POR HACER:
(a) Según el texto sobre el Palacio de Buckingham, ¿en qué año construyó el duque de Buckingham su residencia?
(b) Copia otra vez la parte del texto sobre el Palacio de Buckingham que empieza con "Espacios nunca antes" y termina con "Hall de Chatsworth).", y cambia "moras" por "fresas".

FRAGMENTO DEL TEXTO:
────────────────
Espacios nunca antes vistos del Palacio de Buckingham

Cortesía de Rizzoli

A finales del siglo XVII, las tierras donde hoy se asienta el Palacio de Buckingham no eran más que un jardín de moras, plantado para alimentar a los gusanos de seda. Cuando el duque de Buckingham construyó su residencia allí un siglo más tarde, en 1703, se trataba básicamente de una gran mansión rural en las afueras de la ciudad. Su diseño se inspiró aparentemente en la obra de William Talman –cuyo gran logro fue diseñar la mansión Chatsworth del Duque de Devonshire, y la decoración de la magnífica escalera se encargó al pintor Louis Laguerre (también responsable del imponente Painted Hall de Chatsworth).

Poco después de casarse, el rey Jorge III y la reina Charlotte compraron la propiedad a la anciana viuda del duque, y al fin se convirtió en una residencia real. William Chambers y Robert Adam fueron convocados para llevar a cabo una serie de mejoras, pero el joven rey de carácter fuerte consideró que el trabajo de Adam resultaba demasiado florido y otorgó prevalencia a los planes de Chambers. El rey vivía en la planta baja y no parecía dispuesto a alterar el planteamiento anticuado preexistente; mientras que los aposentos de su esposa, situados en la planta superior, pronto fueron redecorados con lo más exquisito del gusto de la época.
────────────────
LISTADO DE DATOS:
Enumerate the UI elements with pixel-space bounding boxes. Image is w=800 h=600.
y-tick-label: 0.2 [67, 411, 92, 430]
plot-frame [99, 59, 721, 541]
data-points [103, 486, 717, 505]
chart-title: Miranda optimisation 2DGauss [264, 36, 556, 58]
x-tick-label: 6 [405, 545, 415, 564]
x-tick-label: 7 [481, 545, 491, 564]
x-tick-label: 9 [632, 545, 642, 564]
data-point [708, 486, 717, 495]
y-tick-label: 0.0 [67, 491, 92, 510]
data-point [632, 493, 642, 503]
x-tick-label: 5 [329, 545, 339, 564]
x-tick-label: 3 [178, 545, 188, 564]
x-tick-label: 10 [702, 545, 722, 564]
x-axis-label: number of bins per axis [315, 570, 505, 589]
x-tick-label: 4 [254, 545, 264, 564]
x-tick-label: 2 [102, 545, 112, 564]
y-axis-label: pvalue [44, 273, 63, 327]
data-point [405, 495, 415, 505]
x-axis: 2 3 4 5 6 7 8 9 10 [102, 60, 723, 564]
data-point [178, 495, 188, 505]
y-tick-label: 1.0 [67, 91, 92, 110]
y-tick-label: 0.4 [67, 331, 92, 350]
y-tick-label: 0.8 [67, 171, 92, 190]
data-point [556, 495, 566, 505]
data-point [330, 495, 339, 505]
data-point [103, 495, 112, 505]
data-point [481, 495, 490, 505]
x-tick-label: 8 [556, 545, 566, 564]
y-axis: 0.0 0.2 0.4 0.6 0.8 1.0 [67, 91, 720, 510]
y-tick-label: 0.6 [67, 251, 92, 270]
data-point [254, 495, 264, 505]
────────────────
SOLUCIONES:
(a) En 1703.

(b)
Espacios nunca antes vistos del Palacio de Buckingham

Cortesía de Rizzoli

A finales del siglo XVII, las tierras donde hoy se asienta el Palacio de Buckingham no eran más que un jardín de fresas, plantado para alimentar a los gusanos de seda. Cuando el duque de Buckingham construyó su residencia allí un siglo más tarde, en 1703, se trataba básicamente de una gran mansión rural en las afueras de la ciudad. Su diseño se inspiró aparentemente en la obra de William Talman –cuyo gran logro fue diseñar la mansión Chatsworth del Duque de Devonshire, y la decoración de la magnífica escalera se encargó al pintor Louis Laguerre (también responsable del imponente Painted Hall de Chatsworth).